EXERCISE TASK:
Only the pictures are to be left out; set down the rest of the records exactly.

RECORDS SUPPLIED:
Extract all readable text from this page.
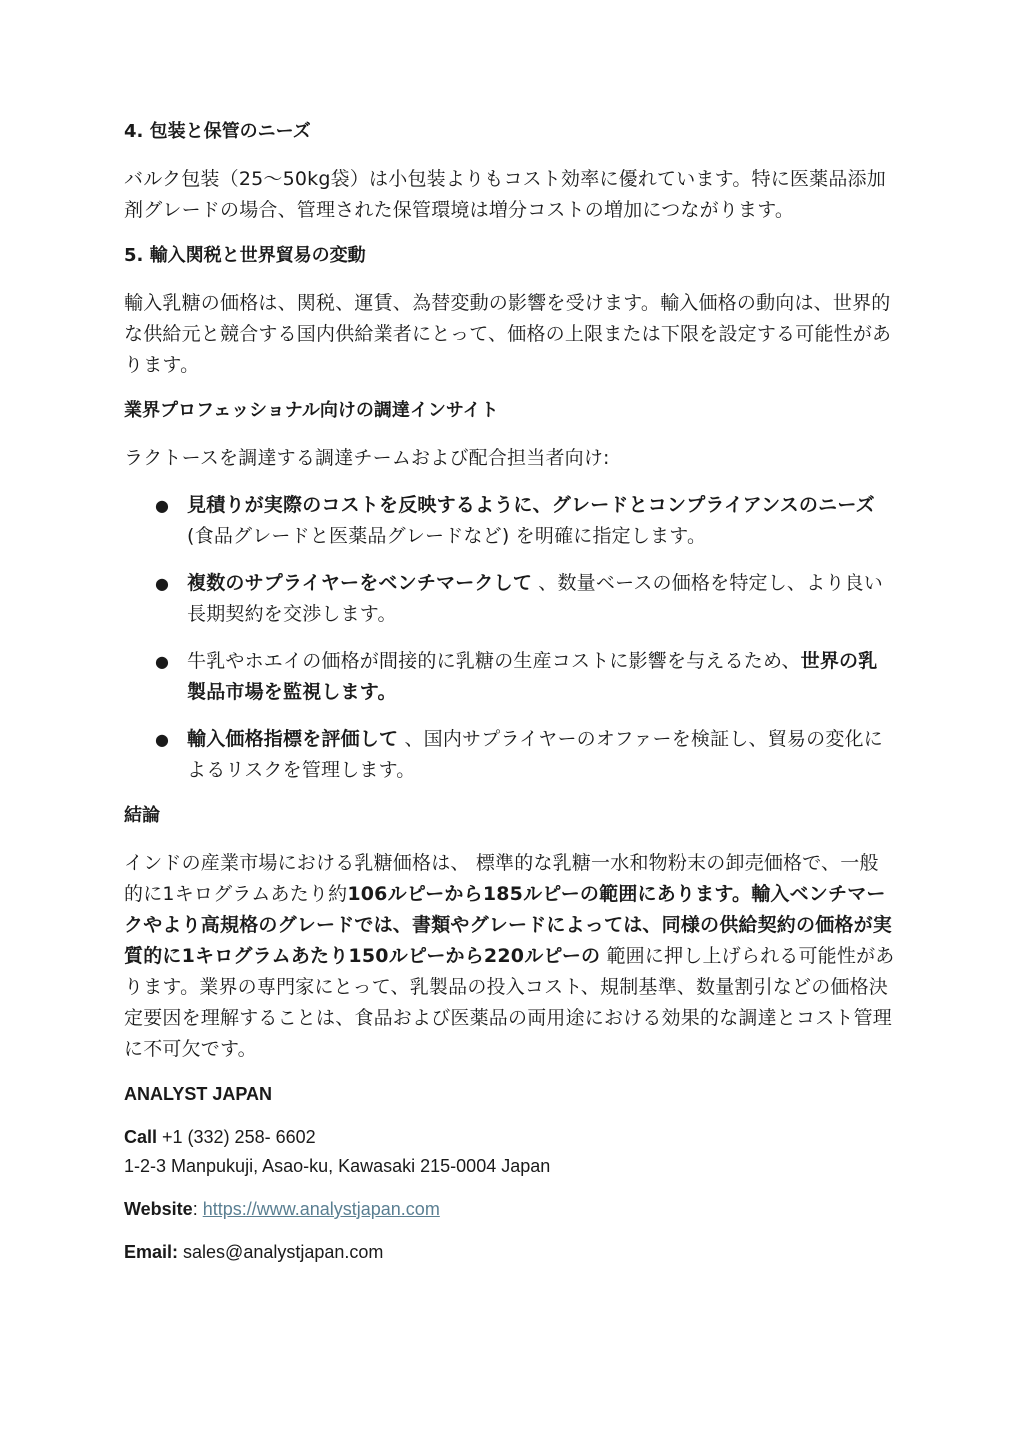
4. 包装と保管のニーズ

バルク包装（25〜50kg袋）は小包装よりもコスト効率に優れています。特に医薬品添加剤グレードの場合、管理された保管環境は増分コストの増加につながります。

5. 輸入関税と世界貿易の変動

輸入乳糖の価格は、関税、運賃、為替変動の影響を受けます。輸入価格の動向は、世界的な供給元と競合する国内供給業者にとって、価格の上限または下限を設定する可能性があります。

業界プロフェッショナル向けの調達インサイト

ラクトースを調達する調達チームおよび配合担当者向け:

● 見積りが実際のコストを反映するように、グレードとコンプライアンスのニーズ (食品グレードと医薬品グレードなど) を明確に指定します。
● 複数のサプライヤーをベンチマークして 、数量ベースの価格を特定し、より良い長期契約を交渉します。
● 牛乳やホエイの価格が間接的に乳糖の生産コストに影響を与えるため、世界の乳製品市場を監視します。
● 輸入価格指標を評価して 、国内サプライヤーのオファーを検証し、貿易の変化によるリスクを管理します。
結論

インドの産業市場における乳糖価格は、 標準的な乳糖一水和物粉末の卸売価格で、一般的に1キログラムあたり約106ルピーから185ルピーの範囲にあります。輸入ベンチマークやより高規格のグレードでは、書類やグレードによっては、同様の供給契約の価格が実質的に1キログラムあたり150ルピーから220ルピーの 範囲に押し上げられる可能性があります。業界の専門家にとって、乳製品の投入コスト、規制基準、数量割引などの価格決定要因を理解することは、食品および医薬品の両用途における効果的な調達とコスト管理に不可欠です。

ANALYST JAPAN

Call +1 (332) 258- 6602

1-2-3 Manpukuji, Asao-ku, Kawasaki 215-0004 Japan

Website: https://www.analystjapan.com

Email: sales@analystjapan.com
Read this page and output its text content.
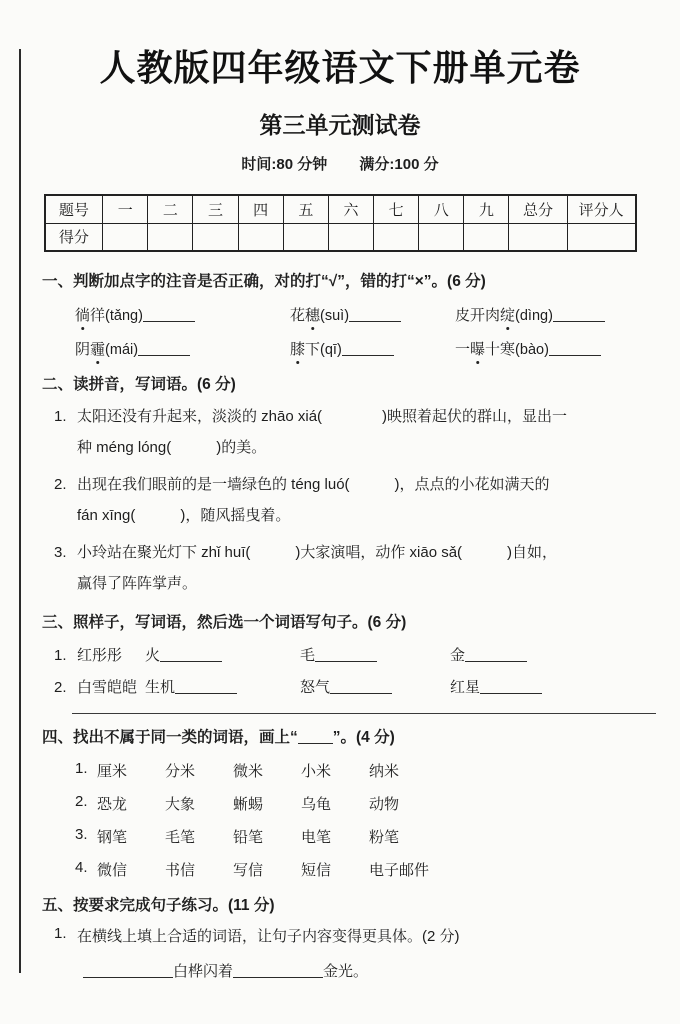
人教版四年级语文下册单元卷
第三单元测试卷
时间:80 分钟 满分:100 分
题号	一	二	三	四	五	六	七	八	九	总分	评分人
得分											
一、判断加点字的注音是否正确，对的打“√”，错的打“×”。(6 分)
徜徉(tǎng)	花穗(suì)	皮开肉绽(dìng)
阴霾(mái)	膝下(qī)	一曝十寒(bào)
二、读拼音，写词语。(6 分)
1. 太阳还没有升起来，淡淡的 zhāo xiá(　　　　)映照着起伏的群山，显出一
种 méng lóng(　　　)的美。
2. 出现在我们眼前的是一墙绿色的 téng luó(　　　)，点点的小花如满天的
fán xīng(　　　)，随风摇曳着。
3. 小玲站在聚光灯下 zhǐ huī(　　　)大家演唱，动作 xiāo sǎ(　　　)自如，
赢得了阵阵掌声。
三、照样子，写词语，然后选一个词语写句子。(6 分)
1. 红彤彤	火	毛	金
2. 白雪皑皑 生机	怒气	红星
四、找出不属于同一类的词语，画上“ ”。(4 分)
1. 厘米	分米	微米	小米	纳米
2. 恐龙	大象	蜥蜴	乌龟	动物
3. 钢笔	毛笔	铅笔	电笔	粉笔
4. 微信	书信	写信	短信	电子邮件
五、按要求完成句子练习。(11 分)
1. 在横线上填上合适的词语，让句子内容变得更具体。(2 分)
白桦闪着	金光。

COMPLETED EXERCISE:
Extract all readable text from this page.
4. 包装と保管のニーズ

バルク包装（25〜50kg袋）は小包装よりもコスト効率に優れています。特に医薬品添加剤グレードの場合、管理された保管環境は増分コストの増加につながります。

5. 輸入関税と世界貿易の変動

輸入乳糖の価格は、関税、運賃、為替変動の影響を受けます。輸入価格の動向は、世界的な供給元と競合する国内供給業者にとって、価格の上限または下限を設定する可能性があります。

業界プロフェッショナル向けの調達インサイト

ラクトースを調達する調達チームおよび配合担当者向け:

● 見積りが実際のコストを反映するように、グレードとコンプライアンスのニーズ (食品グレードと医薬品グレードなど) を明確に指定します。
● 複数のサプライヤーをベンチマークして 、数量ベースの価格を特定し、より良い長期契約を交渉します。
● 牛乳やホエイの価格が間接的に乳糖の生産コストに影響を与えるため、世界の乳製品市場を監視します。
● 輸入価格指標を評価して 、国内サプライヤーのオファーを検証し、貿易の変化によるリスクを管理します。
結論

インドの産業市場における乳糖価格は、 標準的な乳糖一水和物粉末の卸売価格で、一般的に1キログラムあたり約106ルピーから185ルピーの範囲にあります。輸入ベンチマークやより高規格のグレードでは、書類やグレードによっては、同様の供給契約の価格が実質的に1キログラムあたり150ルピーから220ルピーの 範囲に押し上げられる可能性があります。業界の専門家にとって、乳製品の投入コスト、規制基準、数量割引などの価格決定要因を理解することは、食品および医薬品の両用途における効果的な調達とコスト管理に不可欠です。

ANALYST JAPAN

Call +1 (332) 258- 6602

1-2-3 Manpukuji, Asao-ku, Kawasaki 215-0004 Japan

Website: https://www.analystjapan.com

Email: sales@analystjapan.com
Read this page and output its text content.
人教版四年级语文下册单元卷
第三单元测试卷
时间:80 分钟 满分:100 分
题号	一	二	三	四	五	六	七	八	九	总分	评分人
得分											
一、判断加点字的注音是否正确，对的打“√”，错的打“×”。(6 分)
徜徉(tǎng)	花穗(suì)	皮开肉绽(dìng)
阴霾(mái)	膝下(qī)	一曝十寒(bào)
二、读拼音，写词语。(6 分)
1. 太阳还没有升起来，淡淡的 zhāo xiá(　　　　)映照着起伏的群山，显出一
种 méng lóng(　　　)的美。
2. 出现在我们眼前的是一墙绿色的 téng luó(　　　)，点点的小花如满天的
fán xīng(　　　)，随风摇曳着。
3. 小玲站在聚光灯下 zhǐ huī(　　　)大家演唱，动作 xiāo sǎ(　　　)自如，
赢得了阵阵掌声。
三、照样子，写词语，然后选一个词语写句子。(6 分)
1. 红彤彤	火	毛	金
2. 白雪皑皑 生机	怒气	红星
四、找出不属于同一类的词语，画上“ ”。(4 分)
1. 厘米	分米	微米	小米	纳米
2. 恐龙	大象	蜥蜴	乌龟	动物
3. 钢笔	毛笔	铅笔	电笔	粉笔
4. 微信	书信	写信	短信	电子邮件
五、按要求完成句子练习。(11 分)
1. 在横线上填上合适的词语，让句子内容变得更具体。(2 分)
白桦闪着	金光。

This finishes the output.